Recommendations for Influenza Antiviral Treatment and Chemoprophylaxis

Treating Symptomatic Persons with Bird or Other Animal Exposures

Outpatients meeting epidemiologic exposure criteria who develop signs and symptoms compatible with influenza should be referred for prompt medical evaluation, testing, and empiric initiation of antiviral treatment with oseltamivir as soon as possible. Clinical benefit is greatest when antiviral treatment is administered early, especially within 48 hours of illness onset.

Hospitalized patients who are confirmed, probable, or suspected cases of human infection with HPAI A(H5N1) virus, regardless of time since illness onset are recommended to initiate antiviral treatment with oral or enterically administered oseltamivir as soon as possible. Antiviral treatment should not be delayed while waiting for laboratory testing results.

For detailed guidance on dosing and treatment duration, please see Interim Guidance of the Use of Antiviral Medications for the Treatment of Human Infection with Novel Influenza A Viruses Associated with Severe Human Disease.

Chemoprophylaxis of Persons with Exposure to HPAI A(H5N1) Virus: Chemoprophylaxis with influenza antiviral medications can be considered for any person meeting epidemiologic exposure criteria. Decisions to initiate post-exposure antiviral chemoprophylaxis should be based on clinical judgment, with consideration given to the type of exposure, duration of exposure, time since exposure, and known infection status of the birds or animals the person was exposed to.

Antiviral chemoprophylaxis is not routinely recommended for personnel who used proper PPE and experienced no breaches while handling sick or potentially infected birds or other animals or decontaminating infected environments (including animal disposal).

If antiviral chemoprophylaxis is initiated, oseltamivir treatment dosing (one dose twice daily) is recommended instead of the antiviral chemoprophylaxis regimen for seasonal influenza. For specific dosage recommendations for treatment by age group, please see Influenza Antiviral Medications: Summary for Clinicians. Physicians should consult the manufacturer’s package insert for dosing, limitations of populations studied, contraindications, and adverse effects. If exposure was time-limited and not ongoing, five days of medication (one dose twice daily) from the last known exposure is recommended.

Monitoring and Antiviral Chemoprophylaxis of Close Contacts of Persons with HPAI A(H5N1) virus infection: Recommendations for monitoring and chemoprophylaxis of close contacts of infected persons are different than those that apply to persons who meet bird or other animal exposure criteria. Post-exposure prophylaxis of close contacts of a person with HPAI A(H5N1) virus infection is recommended with oseltamivir twice daily (treatment dosing) instead of the once daily pre-exposure prophylaxis dosing. For detailed guidance, please see Interim Guidance on Follow-up of Close Contacts of Persons Infected with Novel Influenza A Viruses and Use of Antiviral Medications for Chemoprophylaxis.

Data entries

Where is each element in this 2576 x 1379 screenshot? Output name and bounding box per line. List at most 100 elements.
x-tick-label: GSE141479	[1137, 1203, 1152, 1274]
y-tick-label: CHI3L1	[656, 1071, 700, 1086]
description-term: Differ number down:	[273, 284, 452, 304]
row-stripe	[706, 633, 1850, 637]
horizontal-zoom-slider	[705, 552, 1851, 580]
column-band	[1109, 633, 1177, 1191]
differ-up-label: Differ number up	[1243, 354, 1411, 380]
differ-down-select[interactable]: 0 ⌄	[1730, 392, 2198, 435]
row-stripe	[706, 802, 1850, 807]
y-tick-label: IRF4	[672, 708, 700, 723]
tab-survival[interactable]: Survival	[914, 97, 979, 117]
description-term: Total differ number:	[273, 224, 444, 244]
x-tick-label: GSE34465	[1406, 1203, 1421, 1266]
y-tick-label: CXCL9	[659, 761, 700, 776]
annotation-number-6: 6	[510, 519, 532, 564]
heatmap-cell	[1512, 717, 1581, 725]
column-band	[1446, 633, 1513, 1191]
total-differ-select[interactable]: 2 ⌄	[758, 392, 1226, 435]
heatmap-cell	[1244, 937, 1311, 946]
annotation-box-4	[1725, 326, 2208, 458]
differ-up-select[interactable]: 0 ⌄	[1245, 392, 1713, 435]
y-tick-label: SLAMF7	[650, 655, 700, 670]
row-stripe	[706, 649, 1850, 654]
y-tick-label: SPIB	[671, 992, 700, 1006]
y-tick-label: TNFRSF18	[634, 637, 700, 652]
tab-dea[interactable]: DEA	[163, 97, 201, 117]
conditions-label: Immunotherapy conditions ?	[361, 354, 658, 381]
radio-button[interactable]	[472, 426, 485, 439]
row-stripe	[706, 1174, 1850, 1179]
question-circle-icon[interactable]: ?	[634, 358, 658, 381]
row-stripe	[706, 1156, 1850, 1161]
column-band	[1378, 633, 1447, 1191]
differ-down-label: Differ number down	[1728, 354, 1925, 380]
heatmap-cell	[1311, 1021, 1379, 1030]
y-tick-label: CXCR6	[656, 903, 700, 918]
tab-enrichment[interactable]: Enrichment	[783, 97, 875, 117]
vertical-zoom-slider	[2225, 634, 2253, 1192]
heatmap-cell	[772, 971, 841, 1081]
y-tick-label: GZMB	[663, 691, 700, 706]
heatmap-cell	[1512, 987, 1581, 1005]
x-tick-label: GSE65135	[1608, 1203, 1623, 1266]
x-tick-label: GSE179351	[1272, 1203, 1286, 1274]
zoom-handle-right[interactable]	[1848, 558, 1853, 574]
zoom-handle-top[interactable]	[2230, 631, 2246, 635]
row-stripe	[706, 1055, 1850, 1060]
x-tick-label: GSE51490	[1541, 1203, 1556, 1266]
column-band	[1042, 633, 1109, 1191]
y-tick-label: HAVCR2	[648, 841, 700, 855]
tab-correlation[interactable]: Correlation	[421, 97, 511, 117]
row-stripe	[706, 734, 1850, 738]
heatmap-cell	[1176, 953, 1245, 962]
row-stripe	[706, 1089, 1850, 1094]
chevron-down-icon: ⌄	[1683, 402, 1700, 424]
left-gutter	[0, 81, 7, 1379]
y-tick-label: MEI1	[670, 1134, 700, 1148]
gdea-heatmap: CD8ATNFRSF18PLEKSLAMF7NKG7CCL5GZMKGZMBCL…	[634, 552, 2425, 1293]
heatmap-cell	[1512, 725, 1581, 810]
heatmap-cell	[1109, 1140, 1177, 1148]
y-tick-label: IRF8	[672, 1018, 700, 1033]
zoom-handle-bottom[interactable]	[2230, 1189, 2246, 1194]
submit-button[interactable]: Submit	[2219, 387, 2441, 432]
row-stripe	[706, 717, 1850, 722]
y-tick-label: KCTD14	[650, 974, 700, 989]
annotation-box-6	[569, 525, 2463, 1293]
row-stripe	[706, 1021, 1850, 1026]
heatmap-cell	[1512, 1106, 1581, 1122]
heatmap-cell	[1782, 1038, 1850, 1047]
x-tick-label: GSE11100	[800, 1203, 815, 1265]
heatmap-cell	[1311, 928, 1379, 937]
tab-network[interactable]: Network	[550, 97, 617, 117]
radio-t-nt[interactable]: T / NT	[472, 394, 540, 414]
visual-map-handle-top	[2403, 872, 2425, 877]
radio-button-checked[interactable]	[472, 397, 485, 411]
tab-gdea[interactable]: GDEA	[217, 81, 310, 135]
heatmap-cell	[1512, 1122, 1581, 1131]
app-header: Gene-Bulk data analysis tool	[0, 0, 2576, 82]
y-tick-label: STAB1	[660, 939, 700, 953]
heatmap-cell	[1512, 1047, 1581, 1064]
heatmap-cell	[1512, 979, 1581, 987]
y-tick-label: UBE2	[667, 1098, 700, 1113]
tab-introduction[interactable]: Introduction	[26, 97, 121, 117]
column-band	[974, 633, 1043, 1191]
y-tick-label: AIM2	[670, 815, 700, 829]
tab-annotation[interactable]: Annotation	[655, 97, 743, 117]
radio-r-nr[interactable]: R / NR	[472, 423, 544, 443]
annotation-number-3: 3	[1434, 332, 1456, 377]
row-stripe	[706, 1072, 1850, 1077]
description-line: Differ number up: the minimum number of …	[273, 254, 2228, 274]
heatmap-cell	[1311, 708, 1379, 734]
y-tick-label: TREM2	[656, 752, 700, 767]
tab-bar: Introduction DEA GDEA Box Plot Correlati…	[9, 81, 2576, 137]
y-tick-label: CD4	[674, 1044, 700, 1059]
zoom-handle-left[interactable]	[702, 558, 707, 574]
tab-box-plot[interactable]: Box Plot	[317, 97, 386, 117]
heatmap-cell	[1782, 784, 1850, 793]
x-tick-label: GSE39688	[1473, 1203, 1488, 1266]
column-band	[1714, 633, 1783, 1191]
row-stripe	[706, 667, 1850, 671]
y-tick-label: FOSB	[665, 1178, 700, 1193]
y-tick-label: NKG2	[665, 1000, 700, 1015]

=== TASK REQUIREMENTS ===
(1) Decide whether each statement below agrees with the influenza antiviral guidance, answering yes or no and quoting the deciding words. (a) Hospitalized patients with suspected HPAI A(H5N1) infection should wait for laboratory results before starting antiviral treatment. (b) Antiviral chemoprophylaxis is not routinely recommended for personnel who used proper PPE and had no breaches. (c) When exposure was time-limited and not ongoing, five days of medication from the last known exposure is recommended.
(2) Reproduce the part of the influenza antiviral guidance between "For detailed guidance on" and "Severe Human Disease.", inclusive.

=== ANSWERS FOR THE TASKS ===
(1)
(a) No: "Antiviral treatment should not be delayed while waiting for laboratory testing results."
(b) Yes: "Antiviral chemoprophylaxis is not routinely recommended for personnel who used proper PPE and experienced no breaches"
(c) Yes: "If exposure was time-limited and not ongoing, five days of medication (one dose twice daily) from the last known exposure is recommended."

(2)
For detailed guidance on dosing and treatment duration, please see Interim Guidance of the Use of Antiviral Medications for the Treatment of Human Infection with Novel Influenza A Viruses Associated with Severe Human Disease.